DIRECTION :: Extract the whole listing as it stands. Do not include the pictures.

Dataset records
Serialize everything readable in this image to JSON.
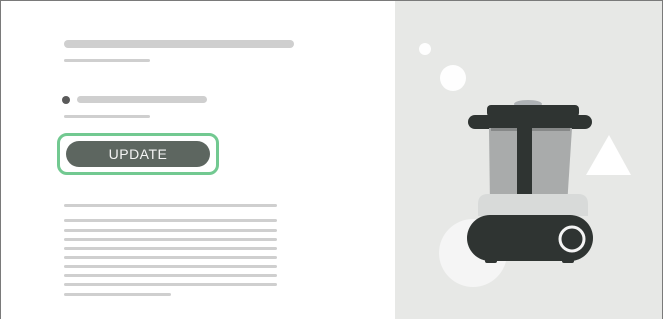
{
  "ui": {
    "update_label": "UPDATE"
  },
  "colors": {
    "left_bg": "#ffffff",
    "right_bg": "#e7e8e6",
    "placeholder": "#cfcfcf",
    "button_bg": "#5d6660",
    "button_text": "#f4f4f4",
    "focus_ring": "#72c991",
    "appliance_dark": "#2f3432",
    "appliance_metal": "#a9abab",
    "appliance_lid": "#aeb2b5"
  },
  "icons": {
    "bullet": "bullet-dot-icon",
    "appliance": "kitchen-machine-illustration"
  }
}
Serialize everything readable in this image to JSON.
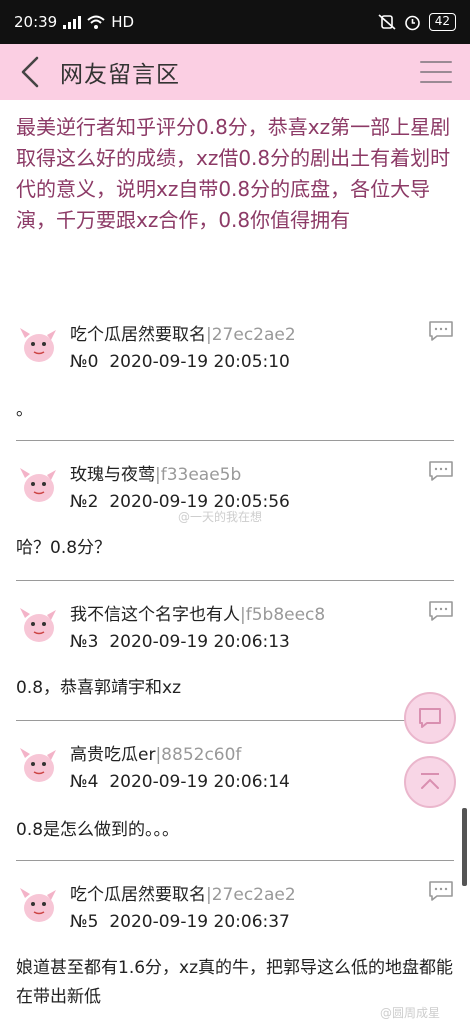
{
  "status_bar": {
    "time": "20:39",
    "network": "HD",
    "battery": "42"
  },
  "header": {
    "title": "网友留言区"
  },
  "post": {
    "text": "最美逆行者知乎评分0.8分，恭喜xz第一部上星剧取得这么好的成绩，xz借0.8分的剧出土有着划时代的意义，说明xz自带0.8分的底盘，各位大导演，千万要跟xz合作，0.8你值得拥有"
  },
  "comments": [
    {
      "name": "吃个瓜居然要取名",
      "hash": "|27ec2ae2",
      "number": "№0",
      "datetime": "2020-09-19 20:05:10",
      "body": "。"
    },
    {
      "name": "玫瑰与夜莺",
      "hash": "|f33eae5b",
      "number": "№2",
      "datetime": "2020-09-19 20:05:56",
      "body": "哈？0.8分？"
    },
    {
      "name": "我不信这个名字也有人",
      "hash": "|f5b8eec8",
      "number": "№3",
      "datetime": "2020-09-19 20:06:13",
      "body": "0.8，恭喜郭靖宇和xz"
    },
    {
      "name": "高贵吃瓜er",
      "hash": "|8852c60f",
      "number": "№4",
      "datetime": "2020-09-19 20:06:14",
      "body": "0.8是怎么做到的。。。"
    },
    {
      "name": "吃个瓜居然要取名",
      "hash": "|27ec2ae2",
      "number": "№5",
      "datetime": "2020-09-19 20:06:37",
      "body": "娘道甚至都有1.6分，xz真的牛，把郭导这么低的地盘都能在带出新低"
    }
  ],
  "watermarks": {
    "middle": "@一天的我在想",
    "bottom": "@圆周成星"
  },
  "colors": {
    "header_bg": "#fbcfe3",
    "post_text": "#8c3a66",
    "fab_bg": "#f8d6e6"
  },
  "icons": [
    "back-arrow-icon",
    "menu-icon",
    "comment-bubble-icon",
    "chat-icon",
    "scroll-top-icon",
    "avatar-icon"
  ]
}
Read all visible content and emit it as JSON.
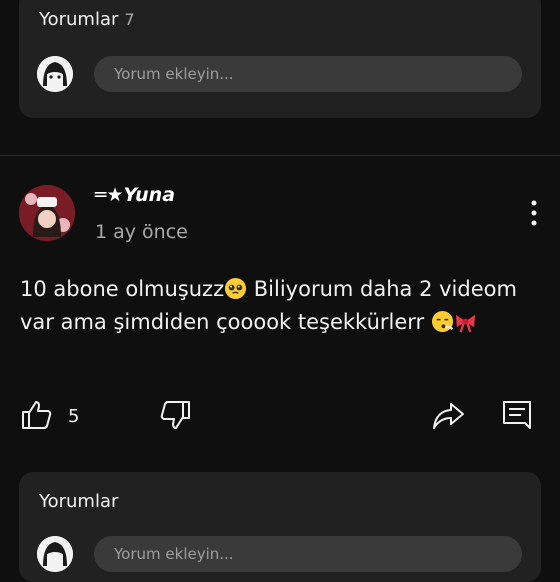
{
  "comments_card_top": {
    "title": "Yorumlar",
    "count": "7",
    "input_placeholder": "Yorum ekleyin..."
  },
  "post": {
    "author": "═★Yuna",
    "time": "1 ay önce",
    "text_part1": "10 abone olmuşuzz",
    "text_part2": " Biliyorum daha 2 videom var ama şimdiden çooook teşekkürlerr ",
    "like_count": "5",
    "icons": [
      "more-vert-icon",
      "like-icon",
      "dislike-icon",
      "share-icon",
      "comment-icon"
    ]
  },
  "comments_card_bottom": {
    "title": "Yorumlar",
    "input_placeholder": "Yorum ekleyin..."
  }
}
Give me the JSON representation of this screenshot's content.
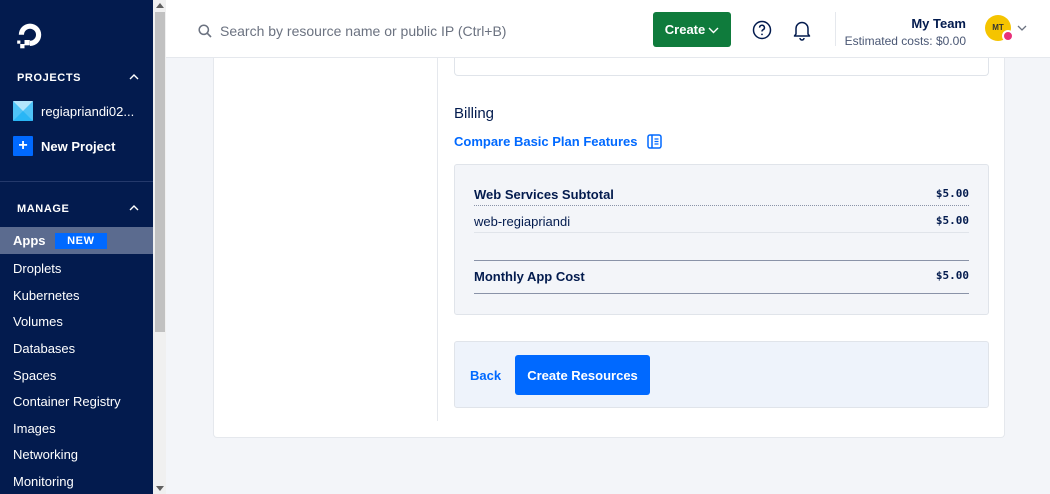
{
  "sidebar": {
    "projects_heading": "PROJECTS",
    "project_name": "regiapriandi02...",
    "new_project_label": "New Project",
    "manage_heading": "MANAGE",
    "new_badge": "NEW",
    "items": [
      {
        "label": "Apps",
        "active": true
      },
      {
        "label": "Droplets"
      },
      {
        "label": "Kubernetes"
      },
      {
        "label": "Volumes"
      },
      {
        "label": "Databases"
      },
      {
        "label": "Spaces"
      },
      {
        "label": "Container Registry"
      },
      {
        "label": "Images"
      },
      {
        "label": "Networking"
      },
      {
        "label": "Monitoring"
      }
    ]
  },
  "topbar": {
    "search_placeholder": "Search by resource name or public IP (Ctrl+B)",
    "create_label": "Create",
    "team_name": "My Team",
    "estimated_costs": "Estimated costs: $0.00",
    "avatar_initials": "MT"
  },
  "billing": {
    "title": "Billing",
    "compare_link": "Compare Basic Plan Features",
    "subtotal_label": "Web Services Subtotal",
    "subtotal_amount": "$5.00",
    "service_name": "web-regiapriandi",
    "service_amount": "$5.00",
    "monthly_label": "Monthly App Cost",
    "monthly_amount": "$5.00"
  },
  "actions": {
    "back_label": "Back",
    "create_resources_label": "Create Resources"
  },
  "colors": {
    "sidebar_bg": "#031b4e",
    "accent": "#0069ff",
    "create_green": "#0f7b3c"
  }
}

RIGHT ANSWER ::
Serialize everything readable in this image to JSON.
{
  "ui": {
    "update_label": "UPDATE"
  },
  "colors": {
    "left_bg": "#ffffff",
    "right_bg": "#e7e8e6",
    "placeholder": "#cfcfcf",
    "button_bg": "#5d6660",
    "button_text": "#f4f4f4",
    "focus_ring": "#72c991",
    "appliance_dark": "#2f3432",
    "appliance_metal": "#a9abab",
    "appliance_lid": "#aeb2b5"
  },
  "icons": {
    "bullet": "bullet-dot-icon",
    "appliance": "kitchen-machine-illustration"
  }
}
Serialize everything readable in this image to JSON.
{
  "status_bar": {
    "time": "20:39",
    "network": "HD",
    "battery": "42"
  },
  "header": {
    "title": "网友留言区"
  },
  "post": {
    "text": "最美逆行者知乎评分0.8分，恭喜xz第一部上星剧取得这么好的成绩，xz借0.8分的剧出土有着划时代的意义，说明xz自带0.8分的底盘，各位大导演，千万要跟xz合作，0.8你值得拥有"
  },
  "comments": [
    {
      "name": "吃个瓜居然要取名",
      "hash": "|27ec2ae2",
      "number": "№0",
      "datetime": "2020-09-19 20:05:10",
      "body": "。"
    },
    {
      "name": "玫瑰与夜莺",
      "hash": "|f33eae5b",
      "number": "№2",
      "datetime": "2020-09-19 20:05:56",
      "body": "哈？0.8分？"
    },
    {
      "name": "我不信这个名字也有人",
      "hash": "|f5b8eec8",
      "number": "№3",
      "datetime": "2020-09-19 20:06:13",
      "body": "0.8，恭喜郭靖宇和xz"
    },
    {
      "name": "高贵吃瓜er",
      "hash": "|8852c60f",
      "number": "№4",
      "datetime": "2020-09-19 20:06:14",
      "body": "0.8是怎么做到的。。。"
    },
    {
      "name": "吃个瓜居然要取名",
      "hash": "|27ec2ae2",
      "number": "№5",
      "datetime": "2020-09-19 20:06:37",
      "body": "娘道甚至都有1.6分，xz真的牛，把郭导这么低的地盘都能在带出新低"
    }
  ],
  "watermarks": {
    "middle": "@一天的我在想",
    "bottom": "@圆周成星"
  },
  "colors": {
    "header_bg": "#fbcfe3",
    "post_text": "#8c3a66",
    "fab_bg": "#f8d6e6"
  },
  "icons": [
    "back-arrow-icon",
    "menu-icon",
    "comment-bubble-icon",
    "chat-icon",
    "scroll-top-icon",
    "avatar-icon"
  ]
}
Read all visible content and emit it as JSON.
{
  "comments_card_top": {
    "title": "Yorumlar",
    "count": "7",
    "input_placeholder": "Yorum ekleyin..."
  },
  "post": {
    "author": "═★Yuna",
    "time": "1 ay önce",
    "text_part1": "10 abone olmuşuzz",
    "text_part2": " Biliyorum daha 2 videom var ama şimdiden çooook teşekkürlerr ",
    "like_count": "5",
    "icons": [
      "more-vert-icon",
      "like-icon",
      "dislike-icon",
      "share-icon",
      "comment-icon"
    ]
  },
  "comments_card_bottom": {
    "title": "Yorumlar",
    "input_placeholder": "Yorum ekleyin..."
  }
}
Give me the JSON representation of this screenshot's content.
{
  "sidebar": {
    "projects_heading": "PROJECTS",
    "project_name": "regiapriandi02...",
    "new_project_label": "New Project",
    "manage_heading": "MANAGE",
    "new_badge": "NEW",
    "items": [
      {
        "label": "Apps",
        "active": true
      },
      {
        "label": "Droplets"
      },
      {
        "label": "Kubernetes"
      },
      {
        "label": "Volumes"
      },
      {
        "label": "Databases"
      },
      {
        "label": "Spaces"
      },
      {
        "label": "Container Registry"
      },
      {
        "label": "Images"
      },
      {
        "label": "Networking"
      },
      {
        "label": "Monitoring"
      }
    ]
  },
  "topbar": {
    "search_placeholder": "Search by resource name or public IP (Ctrl+B)",
    "create_label": "Create",
    "team_name": "My Team",
    "estimated_costs": "Estimated costs: $0.00",
    "avatar_initials": "MT"
  },
  "billing": {
    "title": "Billing",
    "compare_link": "Compare Basic Plan Features",
    "subtotal_label": "Web Services Subtotal",
    "subtotal_amount": "$5.00",
    "service_name": "web-regiapriandi",
    "service_amount": "$5.00",
    "monthly_label": "Monthly App Cost",
    "monthly_amount": "$5.00"
  },
  "actions": {
    "back_label": "Back",
    "create_resources_label": "Create Resources"
  },
  "colors": {
    "sidebar_bg": "#031b4e",
    "accent": "#0069ff",
    "create_green": "#0f7b3c"
  }
}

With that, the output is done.